Aim of the task: Quote all lines below exactly. Images stay out.

-- start Recorded data --

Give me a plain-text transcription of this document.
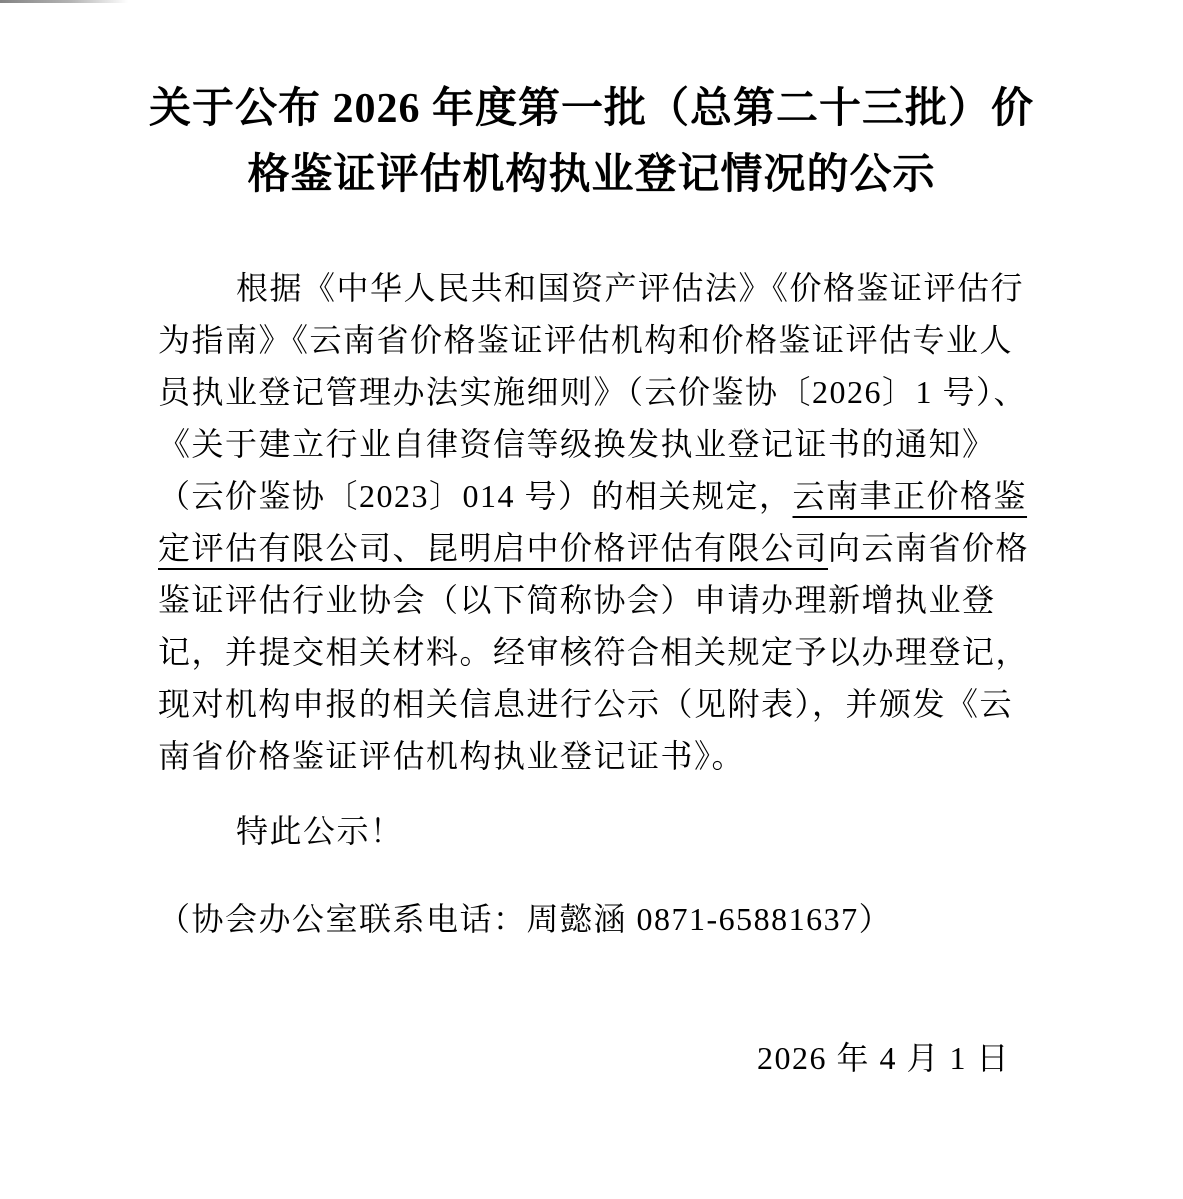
关于公布 2026 年度第一批（总第二十三批）价
格鉴证评估机构执业登记情况的公示
根据《中华人民共和国资产评估法》《价格鉴证评估行
为指南》《云南省价格鉴证评估机构和价格鉴证评估专业人
员执业登记管理办法实施细则》（云价鉴协〔2026〕1 号）、
《关于建立行业自律资信等级换发执业登记证书的通知》
（云价鉴协〔2023〕014 号）的相关规定，云南聿正价格鉴
定评估有限公司、昆明启中价格评估有限公司向云南省价格
鉴证评估行业协会（以下简称协会）申请办理新增执业登
记，并提交相关材料。经审核符合相关规定予以办理登记，
现对机构申报的相关信息进行公示（见附表），并颁发《云
南省价格鉴证评估机构执业登记证书》。
特此公示！
（协会办公室联系电话：周懿涵 0871-65881637）
2026 年 4 月 1 日
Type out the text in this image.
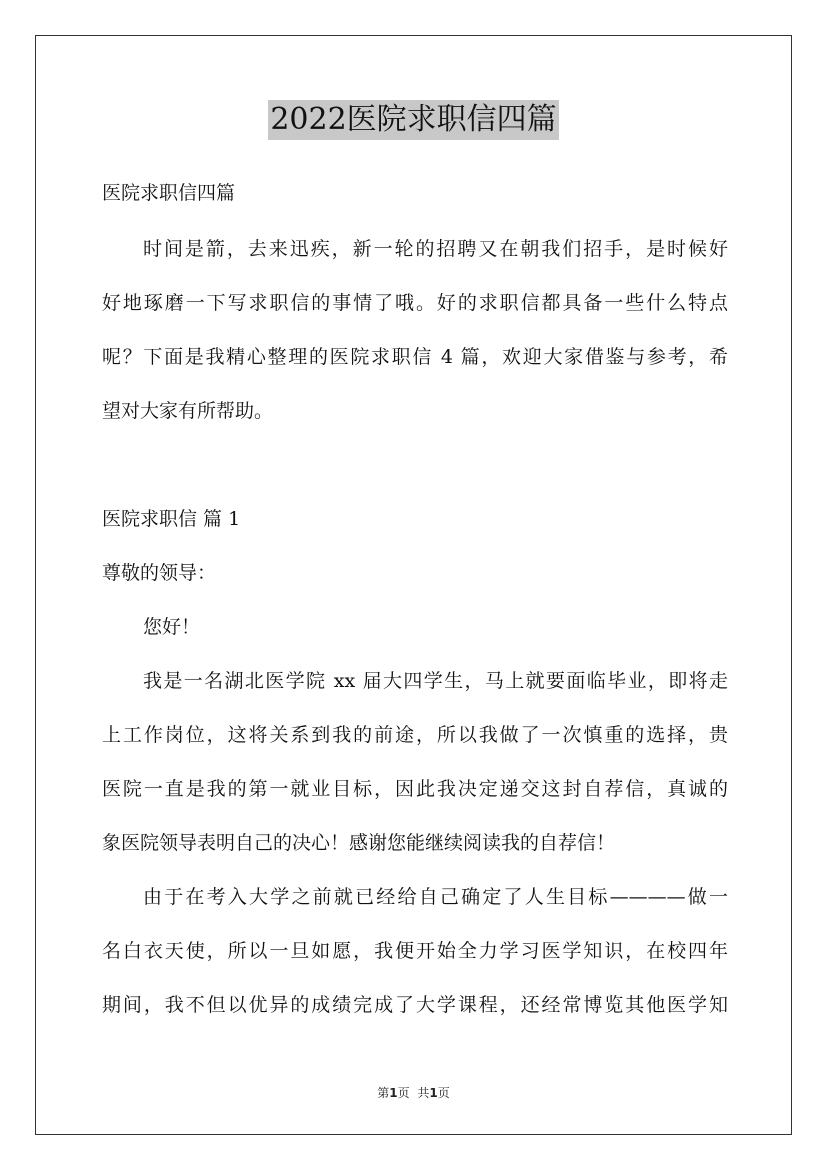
2022医院求职信四篇
医院求职信四篇
时间是箭，去来迅疾，新一轮的招聘又在朝我们招手，是时候好
好地琢磨一下写求职信的事情了哦。好的求职信都具备一些什么特点
呢？下面是我精心整理的医院求职信 4 篇，欢迎大家借鉴与参考，希
望对大家有所帮助。
医院求职信 篇 1
尊敬的领导：
您好！
我是一名湖北医学院 xx 届大四学生，马上就要面临毕业，即将走
上工作岗位，这将关系到我的前途，所以我做了一次慎重的选择，贵
医院一直是我的第一就业目标，因此我决定递交这封自荐信，真诚的
象医院领导表明自己的决心！感谢您能继续阅读我的自荐信！
由于在考入大学之前就已经给自己确定了人生目标————做一
名白衣天使，所以一旦如愿，我便开始全力学习医学知识，在校四年
期间，我不但以优异的成绩完成了大学课程，还经常博览其他医学知
第1页 共1页
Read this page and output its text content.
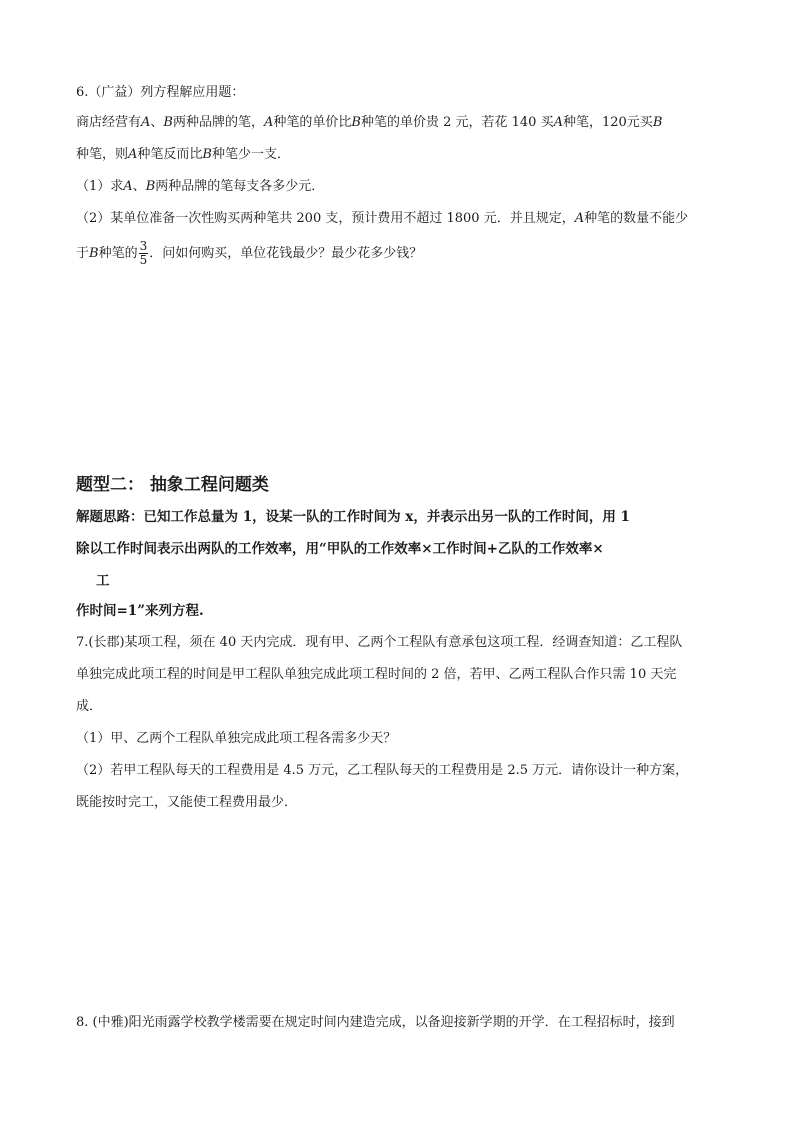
6.（广益）列方程解应用题：
商店经营有A、B两种品牌的笔，A种笔的单价比B种笔的单价贵 2 元，若花 140 买A种笔，120元买B
种笔，则A种笔反而比B种笔少一支．
（1）求A、B两种品牌的笔每支各多少元．
（2）某单位准备一次性购买两种笔共 200 支，预计费用不超过 1800 元．并且规定，A种笔的数量不能少
于B种笔的 $\frac{3}{5}$ ．问如何购买，单位花钱最少？最少花多少钱？
题型二： 抽象工程问题类
解题思路：已知工作总量为 1，设某一队的工作时间为 x，并表示出另一队的工作时间，用 1
除以工作时间表示出两队的工作效率，用“甲队的工作效率×工作时间+乙队的工作效率×
工
作时间=1”来列方程.
7.(长郡)某项工程，须在 40 天内完成．现有甲、乙两个工程队有意承包这项工程．经调查知道：乙工程队
单独完成此项工程的时间是甲工程队单独完成此项工程时间的 2 倍，若甲、乙两工程队合作只需 10 天完
成．
（1）甲、乙两个工程队单独完成此项工程各需多少天？
（2）若甲工程队每天的工程费用是 4.5 万元，乙工程队每天的工程费用是 2.5 万元．请你设计一种方案，
既能按时完工，又能使工程费用最少．
8. (中雅)阳光雨露学校教学楼需要在规定时间内建造完成，以备迎接新学期的开学．在工程招标时，接到
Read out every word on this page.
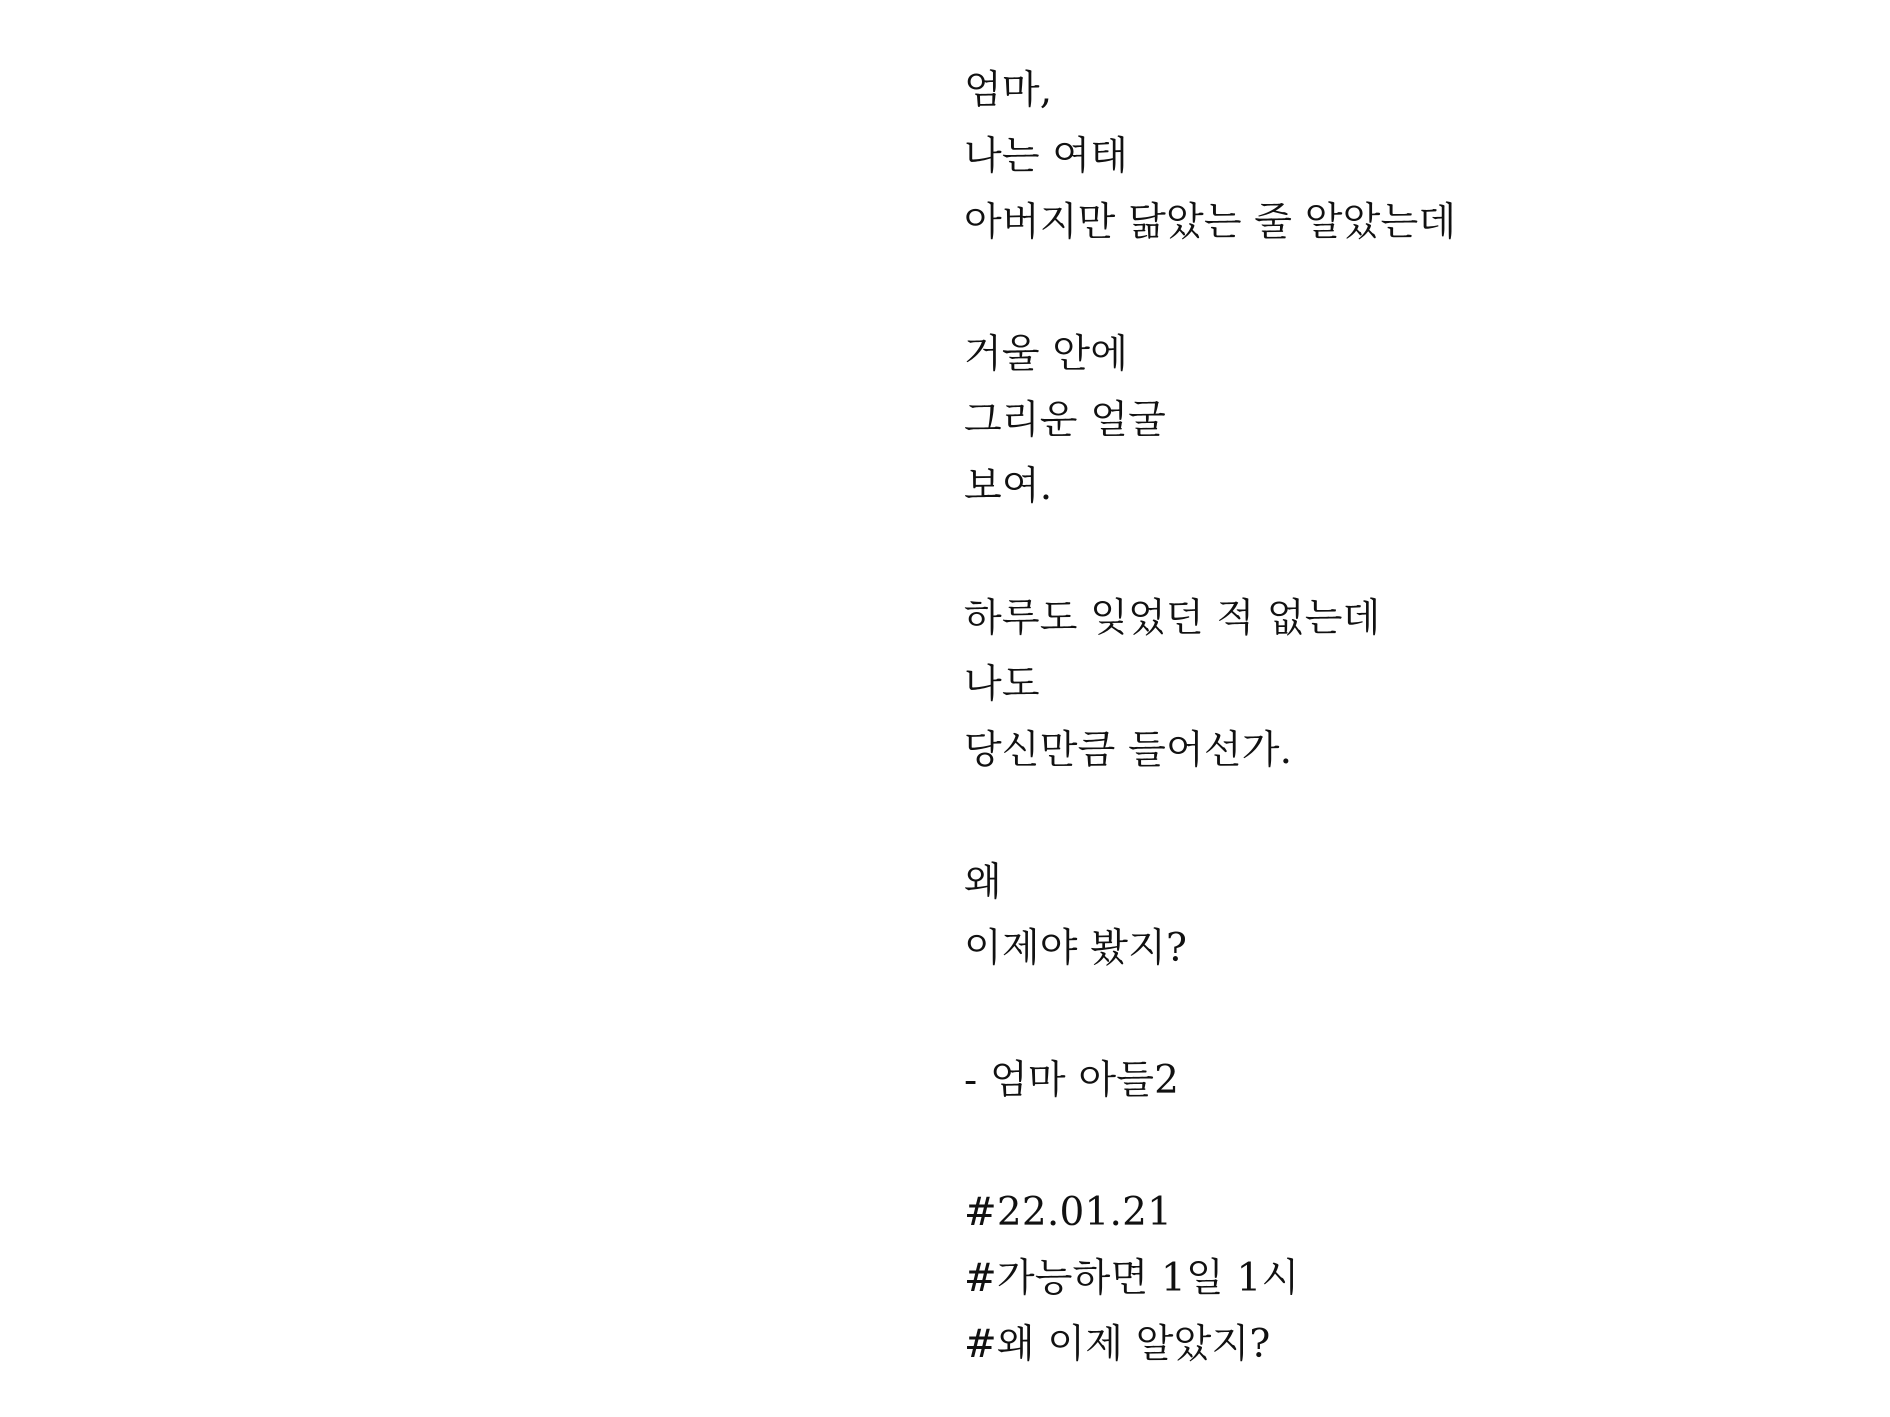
엄마,
나는 여태
아버지만 닮았는 줄 알았는데
거울 안에
그리운 얼굴
보여.
하루도 잊었던 적 없는데
나도
당신만큼 들어선가.
왜
이제야 봤지?
- 엄마 아들2
#22.01.21
#가능하면 1일 1시
#왜 이제 알았지?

-- end Recorded data --

The output:
Give me a plain-text transcription of this document.
关于公布 2026 年度第一批（总第二十三批）价
格鉴证评估机构执业登记情况的公示
根据《中华人民共和国资产评估法》《价格鉴证评估行
为指南》《云南省价格鉴证评估机构和价格鉴证评估专业人
员执业登记管理办法实施细则》（云价鉴协〔2026〕1 号）、
《关于建立行业自律资信等级换发执业登记证书的通知》
（云价鉴协〔2023〕014 号）的相关规定，云南聿正价格鉴
定评估有限公司、昆明启中价格评估有限公司向云南省价格
鉴证评估行业协会（以下简称协会）申请办理新增执业登
记，并提交相关材料。经审核符合相关规定予以办理登记，
现对机构申报的相关信息进行公示（见附表），并颁发《云
南省价格鉴证评估机构执业登记证书》。
特此公示！
（协会办公室联系电话：周懿涵 0871-65881637）
2026 年 4 月 1 日
Type out the text in this image.
2022医院求职信四篇
医院求职信四篇
时间是箭，去来迅疾，新一轮的招聘又在朝我们招手，是时候好
好地琢磨一下写求职信的事情了哦。好的求职信都具备一些什么特点
呢？下面是我精心整理的医院求职信 4 篇，欢迎大家借鉴与参考，希
望对大家有所帮助。
医院求职信 篇 1
尊敬的领导：
您好！
我是一名湖北医学院 xx 届大四学生，马上就要面临毕业，即将走
上工作岗位，这将关系到我的前途，所以我做了一次慎重的选择，贵
医院一直是我的第一就业目标，因此我决定递交这封自荐信，真诚的
象医院领导表明自己的决心！感谢您能继续阅读我的自荐信！
由于在考入大学之前就已经给自己确定了人生目标————做一
名白衣天使，所以一旦如愿，我便开始全力学习医学知识，在校四年
期间，我不但以优异的成绩完成了大学课程，还经常博览其他医学知
第1页 共1页
Read this page and output its text content.
6.（广益）列方程解应用题：
商店经营有A、B两种品牌的笔，A种笔的单价比B种笔的单价贵 2 元，若花 140 买A种笔，120元买B
种笔，则A种笔反而比B种笔少一支．
（1）求A、B两种品牌的笔每支各多少元．
（2）某单位准备一次性购买两种笔共 200 支，预计费用不超过 1800 元．并且规定，A种笔的数量不能少
于B种笔的 $\frac{3}{5}$ ．问如何购买，单位花钱最少？最少花多少钱？
题型二： 抽象工程问题类
解题思路：已知工作总量为 1，设某一队的工作时间为 x，并表示出另一队的工作时间，用 1
除以工作时间表示出两队的工作效率，用“甲队的工作效率×工作时间+乙队的工作效率×
工
作时间=1”来列方程.
7.(长郡)某项工程，须在 40 天内完成．现有甲、乙两个工程队有意承包这项工程．经调查知道：乙工程队
单独完成此项工程的时间是甲工程队单独完成此项工程时间的 2 倍，若甲、乙两工程队合作只需 10 天完
成．
（1）甲、乙两个工程队单独完成此项工程各需多少天？
（2）若甲工程队每天的工程费用是 4.5 万元，乙工程队每天的工程费用是 2.5 万元．请你设计一种方案，
既能按时完工，又能使工程费用最少．
8. (中雅)阳光雨露学校教学楼需要在规定时间内建造完成，以备迎接新学期的开学．在工程招标时，接到
Read out every word on this page.
엄마,
나는 여태
아버지만 닮았는 줄 알았는데
거울 안에
그리운 얼굴
보여.
하루도 잊었던 적 없는데
나도
당신만큼 들어선가.
왜
이제야 봤지?
- 엄마 아들2
#22.01.21
#가능하면 1일 1시
#왜 이제 알았지?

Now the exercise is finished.